## Instructions for the task
Go through the material below and copy each line where the word "serial" appears.

-- BEGIN Task inputs --

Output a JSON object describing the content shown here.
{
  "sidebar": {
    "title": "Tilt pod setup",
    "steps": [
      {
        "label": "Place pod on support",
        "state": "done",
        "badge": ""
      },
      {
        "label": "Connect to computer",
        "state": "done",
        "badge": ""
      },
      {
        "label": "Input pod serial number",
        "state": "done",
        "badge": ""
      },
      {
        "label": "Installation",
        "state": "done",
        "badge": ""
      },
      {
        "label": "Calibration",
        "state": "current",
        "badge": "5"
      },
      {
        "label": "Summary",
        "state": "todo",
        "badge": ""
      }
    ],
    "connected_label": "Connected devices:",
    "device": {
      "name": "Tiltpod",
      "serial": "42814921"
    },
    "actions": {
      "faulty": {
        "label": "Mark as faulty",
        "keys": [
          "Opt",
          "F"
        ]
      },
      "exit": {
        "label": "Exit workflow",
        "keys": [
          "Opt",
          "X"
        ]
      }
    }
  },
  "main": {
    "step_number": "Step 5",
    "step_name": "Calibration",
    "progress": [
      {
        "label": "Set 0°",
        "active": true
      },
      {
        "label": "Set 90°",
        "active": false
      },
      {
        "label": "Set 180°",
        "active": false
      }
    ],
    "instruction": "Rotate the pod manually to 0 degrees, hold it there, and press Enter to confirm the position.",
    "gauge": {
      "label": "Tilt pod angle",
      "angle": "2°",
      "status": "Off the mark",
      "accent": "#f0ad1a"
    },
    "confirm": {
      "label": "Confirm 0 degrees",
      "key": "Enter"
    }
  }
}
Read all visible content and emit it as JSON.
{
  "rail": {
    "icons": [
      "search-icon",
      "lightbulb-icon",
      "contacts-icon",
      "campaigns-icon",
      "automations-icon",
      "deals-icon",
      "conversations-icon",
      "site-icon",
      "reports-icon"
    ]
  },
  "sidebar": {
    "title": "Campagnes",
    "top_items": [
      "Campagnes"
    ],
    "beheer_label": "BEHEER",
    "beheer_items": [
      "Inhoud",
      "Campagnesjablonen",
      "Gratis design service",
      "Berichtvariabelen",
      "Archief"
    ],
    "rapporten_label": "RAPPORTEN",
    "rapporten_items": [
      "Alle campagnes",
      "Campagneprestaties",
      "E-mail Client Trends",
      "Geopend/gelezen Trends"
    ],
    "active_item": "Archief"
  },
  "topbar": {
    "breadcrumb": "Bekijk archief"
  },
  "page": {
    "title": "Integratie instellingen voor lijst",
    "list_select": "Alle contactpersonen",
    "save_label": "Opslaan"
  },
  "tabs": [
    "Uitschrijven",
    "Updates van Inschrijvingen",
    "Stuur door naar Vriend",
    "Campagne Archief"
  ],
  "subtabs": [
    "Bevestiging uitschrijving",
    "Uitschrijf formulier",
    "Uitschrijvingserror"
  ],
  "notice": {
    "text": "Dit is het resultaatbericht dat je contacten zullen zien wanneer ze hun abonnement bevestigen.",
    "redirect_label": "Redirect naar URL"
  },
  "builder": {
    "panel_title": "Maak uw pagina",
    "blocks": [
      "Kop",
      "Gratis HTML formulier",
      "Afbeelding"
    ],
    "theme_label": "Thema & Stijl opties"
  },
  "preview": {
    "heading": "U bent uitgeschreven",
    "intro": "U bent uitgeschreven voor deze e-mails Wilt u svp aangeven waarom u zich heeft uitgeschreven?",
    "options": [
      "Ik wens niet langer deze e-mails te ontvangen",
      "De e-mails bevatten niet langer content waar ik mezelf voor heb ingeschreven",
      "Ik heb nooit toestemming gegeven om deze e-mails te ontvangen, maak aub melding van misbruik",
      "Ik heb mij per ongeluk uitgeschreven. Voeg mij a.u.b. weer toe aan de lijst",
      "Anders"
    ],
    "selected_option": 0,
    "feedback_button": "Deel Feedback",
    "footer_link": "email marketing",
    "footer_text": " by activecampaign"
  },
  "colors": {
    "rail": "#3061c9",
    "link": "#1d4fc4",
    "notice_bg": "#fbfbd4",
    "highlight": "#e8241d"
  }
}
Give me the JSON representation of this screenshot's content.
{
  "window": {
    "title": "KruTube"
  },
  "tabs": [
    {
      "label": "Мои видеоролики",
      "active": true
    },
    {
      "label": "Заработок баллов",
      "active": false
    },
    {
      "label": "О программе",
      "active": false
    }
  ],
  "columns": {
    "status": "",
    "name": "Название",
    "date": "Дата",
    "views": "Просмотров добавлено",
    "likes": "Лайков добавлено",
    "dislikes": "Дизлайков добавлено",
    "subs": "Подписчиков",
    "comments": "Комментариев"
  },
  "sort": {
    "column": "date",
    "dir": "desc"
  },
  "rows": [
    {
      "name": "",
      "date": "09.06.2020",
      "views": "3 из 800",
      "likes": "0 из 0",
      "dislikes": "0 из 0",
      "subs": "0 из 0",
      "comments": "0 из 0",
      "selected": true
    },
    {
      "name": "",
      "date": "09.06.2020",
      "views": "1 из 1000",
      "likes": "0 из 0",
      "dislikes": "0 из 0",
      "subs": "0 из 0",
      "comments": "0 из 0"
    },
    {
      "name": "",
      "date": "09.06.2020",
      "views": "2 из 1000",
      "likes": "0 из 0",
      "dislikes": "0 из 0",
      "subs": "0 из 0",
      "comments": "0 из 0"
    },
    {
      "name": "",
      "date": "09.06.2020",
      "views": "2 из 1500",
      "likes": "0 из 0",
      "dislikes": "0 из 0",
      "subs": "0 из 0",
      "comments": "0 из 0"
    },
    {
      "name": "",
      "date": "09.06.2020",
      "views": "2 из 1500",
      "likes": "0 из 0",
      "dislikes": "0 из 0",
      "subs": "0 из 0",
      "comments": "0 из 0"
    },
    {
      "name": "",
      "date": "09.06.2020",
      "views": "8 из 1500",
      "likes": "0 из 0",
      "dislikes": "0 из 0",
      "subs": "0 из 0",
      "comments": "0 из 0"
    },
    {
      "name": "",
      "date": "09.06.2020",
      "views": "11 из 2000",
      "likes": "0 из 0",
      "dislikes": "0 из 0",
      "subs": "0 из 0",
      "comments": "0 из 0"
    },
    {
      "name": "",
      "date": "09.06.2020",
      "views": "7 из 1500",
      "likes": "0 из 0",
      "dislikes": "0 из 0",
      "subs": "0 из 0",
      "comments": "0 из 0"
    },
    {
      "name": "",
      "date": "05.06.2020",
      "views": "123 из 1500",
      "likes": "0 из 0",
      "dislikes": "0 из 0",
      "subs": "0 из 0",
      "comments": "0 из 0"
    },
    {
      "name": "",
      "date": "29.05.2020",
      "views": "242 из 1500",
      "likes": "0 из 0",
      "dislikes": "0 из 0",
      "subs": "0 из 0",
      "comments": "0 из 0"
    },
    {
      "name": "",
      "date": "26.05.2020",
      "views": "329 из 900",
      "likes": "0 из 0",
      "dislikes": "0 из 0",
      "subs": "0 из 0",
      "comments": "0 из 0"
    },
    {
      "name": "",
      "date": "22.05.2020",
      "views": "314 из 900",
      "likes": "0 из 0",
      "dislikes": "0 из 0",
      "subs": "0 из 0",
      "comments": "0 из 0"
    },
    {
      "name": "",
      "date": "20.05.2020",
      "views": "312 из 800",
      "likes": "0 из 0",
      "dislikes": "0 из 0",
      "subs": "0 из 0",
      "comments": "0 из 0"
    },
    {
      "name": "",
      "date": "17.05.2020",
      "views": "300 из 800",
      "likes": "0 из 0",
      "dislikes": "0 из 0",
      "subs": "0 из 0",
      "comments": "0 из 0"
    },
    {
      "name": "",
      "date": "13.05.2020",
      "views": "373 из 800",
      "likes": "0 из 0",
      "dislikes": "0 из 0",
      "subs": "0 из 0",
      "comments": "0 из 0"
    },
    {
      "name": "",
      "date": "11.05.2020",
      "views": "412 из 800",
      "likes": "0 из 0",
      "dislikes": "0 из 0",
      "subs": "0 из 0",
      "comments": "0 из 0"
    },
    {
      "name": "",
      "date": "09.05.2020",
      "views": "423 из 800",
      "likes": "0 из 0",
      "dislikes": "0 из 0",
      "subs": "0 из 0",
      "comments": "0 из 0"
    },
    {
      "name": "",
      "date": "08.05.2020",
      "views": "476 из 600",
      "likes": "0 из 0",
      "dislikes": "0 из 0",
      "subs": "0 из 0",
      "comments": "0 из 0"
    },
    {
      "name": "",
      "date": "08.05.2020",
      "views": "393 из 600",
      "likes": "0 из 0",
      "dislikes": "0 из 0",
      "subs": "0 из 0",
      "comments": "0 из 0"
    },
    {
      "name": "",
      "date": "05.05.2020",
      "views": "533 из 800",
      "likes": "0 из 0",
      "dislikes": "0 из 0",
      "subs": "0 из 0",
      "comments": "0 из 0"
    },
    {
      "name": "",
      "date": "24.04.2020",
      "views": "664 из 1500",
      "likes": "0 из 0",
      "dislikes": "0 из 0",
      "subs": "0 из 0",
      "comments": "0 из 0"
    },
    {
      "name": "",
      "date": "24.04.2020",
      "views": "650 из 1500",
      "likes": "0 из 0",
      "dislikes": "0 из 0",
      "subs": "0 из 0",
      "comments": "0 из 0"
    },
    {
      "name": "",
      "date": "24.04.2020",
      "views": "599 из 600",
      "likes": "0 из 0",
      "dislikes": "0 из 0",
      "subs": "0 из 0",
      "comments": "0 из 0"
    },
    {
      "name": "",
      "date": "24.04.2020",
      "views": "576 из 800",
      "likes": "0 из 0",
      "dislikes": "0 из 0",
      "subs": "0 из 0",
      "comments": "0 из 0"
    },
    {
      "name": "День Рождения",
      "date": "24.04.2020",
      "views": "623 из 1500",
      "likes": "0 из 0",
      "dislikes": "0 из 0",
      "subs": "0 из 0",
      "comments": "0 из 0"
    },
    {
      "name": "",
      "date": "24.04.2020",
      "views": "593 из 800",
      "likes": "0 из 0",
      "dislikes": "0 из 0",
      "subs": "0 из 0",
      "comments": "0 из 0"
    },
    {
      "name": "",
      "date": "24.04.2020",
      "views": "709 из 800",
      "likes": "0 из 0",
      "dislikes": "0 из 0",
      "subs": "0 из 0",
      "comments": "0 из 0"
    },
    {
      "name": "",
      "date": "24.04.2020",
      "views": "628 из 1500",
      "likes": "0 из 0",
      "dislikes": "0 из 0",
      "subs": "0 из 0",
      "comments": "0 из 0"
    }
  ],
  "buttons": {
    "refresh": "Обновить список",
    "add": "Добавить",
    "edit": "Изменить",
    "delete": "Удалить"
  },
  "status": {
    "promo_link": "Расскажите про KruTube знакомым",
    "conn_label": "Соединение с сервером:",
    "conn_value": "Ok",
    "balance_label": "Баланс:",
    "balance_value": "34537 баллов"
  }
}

-- END Task inputs --

## Finished task
        "label": "Input pod serial number",
      "serial": "42814921"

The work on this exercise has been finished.